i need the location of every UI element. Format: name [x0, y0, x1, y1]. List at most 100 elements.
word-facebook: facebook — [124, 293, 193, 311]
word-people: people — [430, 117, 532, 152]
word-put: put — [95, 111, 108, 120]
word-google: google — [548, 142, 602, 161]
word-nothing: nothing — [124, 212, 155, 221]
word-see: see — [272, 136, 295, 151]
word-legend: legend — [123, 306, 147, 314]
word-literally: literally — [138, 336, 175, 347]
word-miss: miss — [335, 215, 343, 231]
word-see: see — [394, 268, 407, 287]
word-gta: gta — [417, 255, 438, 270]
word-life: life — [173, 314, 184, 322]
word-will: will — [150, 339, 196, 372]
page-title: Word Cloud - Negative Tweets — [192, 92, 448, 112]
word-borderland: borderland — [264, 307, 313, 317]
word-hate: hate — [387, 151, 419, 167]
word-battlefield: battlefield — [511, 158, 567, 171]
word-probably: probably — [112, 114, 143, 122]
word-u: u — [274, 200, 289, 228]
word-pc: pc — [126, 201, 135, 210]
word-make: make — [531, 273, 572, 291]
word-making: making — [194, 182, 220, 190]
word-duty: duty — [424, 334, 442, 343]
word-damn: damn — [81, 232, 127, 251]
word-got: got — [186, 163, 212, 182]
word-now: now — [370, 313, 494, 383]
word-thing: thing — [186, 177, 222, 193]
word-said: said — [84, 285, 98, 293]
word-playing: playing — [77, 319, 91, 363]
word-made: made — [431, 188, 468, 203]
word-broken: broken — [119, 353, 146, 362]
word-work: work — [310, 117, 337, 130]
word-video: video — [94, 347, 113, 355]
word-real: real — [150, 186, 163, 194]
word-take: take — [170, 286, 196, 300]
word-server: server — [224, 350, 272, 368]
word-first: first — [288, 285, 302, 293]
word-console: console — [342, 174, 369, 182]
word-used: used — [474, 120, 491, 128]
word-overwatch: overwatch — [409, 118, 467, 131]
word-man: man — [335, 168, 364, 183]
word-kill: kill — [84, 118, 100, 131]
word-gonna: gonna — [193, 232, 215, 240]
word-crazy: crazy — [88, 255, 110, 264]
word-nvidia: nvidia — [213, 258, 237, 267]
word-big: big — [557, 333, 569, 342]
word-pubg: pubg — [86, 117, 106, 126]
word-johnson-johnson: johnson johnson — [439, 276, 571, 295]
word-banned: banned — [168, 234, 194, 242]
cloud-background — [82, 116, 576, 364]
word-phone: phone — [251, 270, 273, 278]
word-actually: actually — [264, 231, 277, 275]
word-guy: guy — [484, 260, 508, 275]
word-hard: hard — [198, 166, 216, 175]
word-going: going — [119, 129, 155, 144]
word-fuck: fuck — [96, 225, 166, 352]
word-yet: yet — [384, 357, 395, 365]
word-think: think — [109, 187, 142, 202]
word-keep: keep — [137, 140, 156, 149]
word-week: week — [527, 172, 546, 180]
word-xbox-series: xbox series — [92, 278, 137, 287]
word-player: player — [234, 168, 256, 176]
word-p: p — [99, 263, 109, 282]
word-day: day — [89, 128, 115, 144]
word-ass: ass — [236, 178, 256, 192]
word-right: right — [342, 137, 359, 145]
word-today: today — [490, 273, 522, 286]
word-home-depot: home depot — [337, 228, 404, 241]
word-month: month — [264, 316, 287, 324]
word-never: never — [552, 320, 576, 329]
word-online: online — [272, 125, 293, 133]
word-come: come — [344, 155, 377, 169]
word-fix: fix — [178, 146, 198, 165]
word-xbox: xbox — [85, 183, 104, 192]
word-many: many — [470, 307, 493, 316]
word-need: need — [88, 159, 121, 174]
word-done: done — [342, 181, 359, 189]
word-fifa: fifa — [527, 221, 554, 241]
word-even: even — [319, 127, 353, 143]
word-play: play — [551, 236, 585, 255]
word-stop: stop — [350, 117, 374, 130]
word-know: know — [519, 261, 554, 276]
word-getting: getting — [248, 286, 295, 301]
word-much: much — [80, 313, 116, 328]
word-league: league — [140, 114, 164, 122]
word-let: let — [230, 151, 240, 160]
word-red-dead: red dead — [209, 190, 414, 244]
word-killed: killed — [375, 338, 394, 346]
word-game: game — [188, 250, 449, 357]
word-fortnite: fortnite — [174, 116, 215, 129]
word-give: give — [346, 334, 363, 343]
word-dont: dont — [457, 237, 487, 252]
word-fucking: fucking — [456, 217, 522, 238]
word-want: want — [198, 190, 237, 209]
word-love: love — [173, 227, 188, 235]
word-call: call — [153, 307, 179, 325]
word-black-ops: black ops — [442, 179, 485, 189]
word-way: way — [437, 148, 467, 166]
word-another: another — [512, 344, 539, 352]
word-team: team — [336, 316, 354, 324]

----------

**EXERCISE REQUIREMENTS:** Rewrite every line of the items above as a Markdown table with two columns: Index for the row number and Text for the line itself. Leave out any blank lines.

**FINAL RESULT:**
| Index | Text |
|---|---|
| 1 | i need the location of every UI element. Format: name [x0, y0, x1, y1]. List at most 100 elements. |
| 2 | word-facebook: facebook — [124, 293, 193, 311] |
| 3 | word-people: people — [430, 117, 532, 152] |
| 4 | word-put: put — [95, 111, 108, 120] |
| 5 | word-google: google — [548, 142, 602, 161] |
| 6 | word-nothing: nothing — [124, 212, 155, 221] |
| 7 | word-see: see — [272, 136, 295, 151] |
| 8 | word-legend: legend — [123, 306, 147, 314] |
| 9 | word-literally: literally — [138, 336, 175, 347] |
| 10 | word-miss: miss — [335, 215, 343, 231] |
| 11 | word-see: see — [394, 268, 407, 287] |
| 12 | word-gta: gta — [417, 255, 438, 270] |
| 13 | word-life: life — [173, 314, 184, 322] |
| 14 | word-will: will — [150, 339, 196, 372] |
| 15 | page-title: Word Cloud - Negative Tweets — [192, 92, 448, 112] |
| 16 | word-borderland: borderland — [264, 307, 313, 317] |
| 17 | word-hate: hate — [387, 151, 419, 167] |
| 18 | word-battlefield: battlefield — [511, 158, 567, 171] |
| 19 | word-probably: probably — [112, 114, 143, 122] |
| 20 | word-u: u — [274, 200, 289, 228] |
| 21 | word-pc: pc — [126, 201, 135, 210] |
| 22 | word-make: make — [531, 273, 572, 291] |
| 23 | word-making: making — [194, 182, 220, 190] |
| 24 | word-duty: duty — [424, 334, 442, 343] |
| 25 | word-damn: damn — [81, 232, 127, 251] |
| 26 | word-got: got — [186, 163, 212, 182] |
| 27 | word-now: now — [370, 313, 494, 383] |
| 28 | word-thing: thing — [186, 177, 222, 193] |
| 29 | word-said: said — [84, 285, 98, 293] |
| 30 | word-playing: playing — [77, 319, 91, 363] |
| 31 | word-made: made — [431, 188, 468, 203] |
| 32 | word-broken: broken — [119, 353, 146, 362] |
| 33 | word-work: work — [310, 117, 337, 130] |
| 34 | word-video: video — [94, 347, 113, 355] |
| 35 | word-real: real — [150, 186, 163, 194] |
| 36 | word-take: take — [170, 286, 196, 300] |
| 37 | word-server: server — [224, 350, 272, 368] |
| 38 | word-first: first — [288, 285, 302, 293] |
| 39 | word-console: console — [342, 174, 369, 182] |
| 40 | word-used: used — [474, 120, 491, 128] |
| 41 | word-overwatch: overwatch — [409, 118, 467, 131] |
| 42 | word-man: man — [335, 168, 364, 183] |
| 43 | word-kill: kill — [84, 118, 100, 131] |
| 44 | word-gonna: gonna — [193, 232, 215, 240] |
| 45 | word-crazy: crazy — [88, 255, 110, 264] |
| 46 | word-nvidia: nvidia — [213, 258, 237, 267] |
| 47 | word-big: big — [557, 333, 569, 342] |
| 48 | word-pubg: pubg — [86, 117, 106, 126] |
| 49 | word-johnson-johnson: johnson johnson — [439, 276, 571, 295] |
| 50 | word-banned: banned — [168, 234, 194, 242] |
| 51 | cloud-background — [82, 116, 576, 364] |
| 52 | word-phone: phone — [251, 270, 273, 278] |
| 53 | word-actually: actually — [264, 231, 277, 275] |
| 54 | word-guy: guy — [484, 260, 508, 275] |
| 55 | word-hard: hard — [198, 166, 216, 175] |
| 56 | word-going: going — [119, 129, 155, 144] |
| 57 | word-fuck: fuck — [96, 225, 166, 352] |
| 58 | word-yet: yet — [384, 357, 395, 365] |
| 59 | word-think: think — [109, 187, 142, 202] |
| 60 | word-keep: keep — [137, 140, 156, 149] |
| 61 | word-week: week — [527, 172, 546, 180] |
| 62 | word-xbox-series: xbox series — [92, 278, 137, 287] |
| 63 | word-player: player — [234, 168, 256, 176] |
| 64 | word-p: p — [99, 263, 109, 282] |
| 65 | word-day: day — [89, 128, 115, 144] |
| 66 | word-ass: ass — [236, 178, 256, 192] |
| 67 | word-right: right — [342, 137, 359, 145] |
| 68 | word-today: today — [490, 273, 522, 286] |
| 69 | word-home-depot: home depot — [337, 228, 404, 241] |
| 70 | word-month: month — [264, 316, 287, 324] |
| 71 | word-never: never — [552, 320, 576, 329] |
| 72 | word-online: online — [272, 125, 293, 133] |
| 73 | word-come: come — [344, 155, 377, 169] |
| 74 | word-fix: fix — [178, 146, 198, 165] |
| 75 | word-xbox: xbox — [85, 183, 104, 192] |
| 76 | word-many: many — [470, 307, 493, 316] |
| 77 | word-need: need — [88, 159, 121, 174] |
| 78 | word-done: done — [342, 181, 359, 189] |
| 79 | word-fifa: fifa — [527, 221, 554, 241] |
| 80 | word-even: even — [319, 127, 353, 143] |
| 81 | word-play: play — [551, 236, 585, 255] |
| 82 | word-stop: stop — [350, 117, 374, 130] |
| 83 | word-know: know — [519, 261, 554, 276] |
| 84 | word-getting: getting — [248, 286, 295, 301] |
| 85 | word-much: much — [80, 313, 116, 328] |
| 86 | word-league: league — [140, 114, 164, 122] |
| 87 | word-let: let — [230, 151, 240, 160] |
| 88 | word-red-dead: red dead — [209, 190, 414, 244] |
| 89 | word-killed: killed — [375, 338, 394, 346] |
| 90 | word-game: game — [188, 250, 449, 357] |
| 91 | word-fortnite: fortnite — [174, 116, 215, 129] |
| 92 | word-give: give — [346, 334, 363, 343] |
| 93 | word-dont: dont — [457, 237, 487, 252] |
| 94 | word-fucking: fucking — [456, 217, 522, 238] |
| 95 | word-want: want — [198, 190, 237, 209] |
| 96 | word-love: love — [173, 227, 188, 235] |
| 97 | word-call: call — [153, 307, 179, 325] |
| 98 | word-black-ops: black ops — [442, 179, 485, 189] |
| 99 | word-way: way — [437, 148, 467, 166] |
| 100 | word-another: another — [512, 344, 539, 352] |
| 101 | word-team: team — [336, 316, 354, 324] |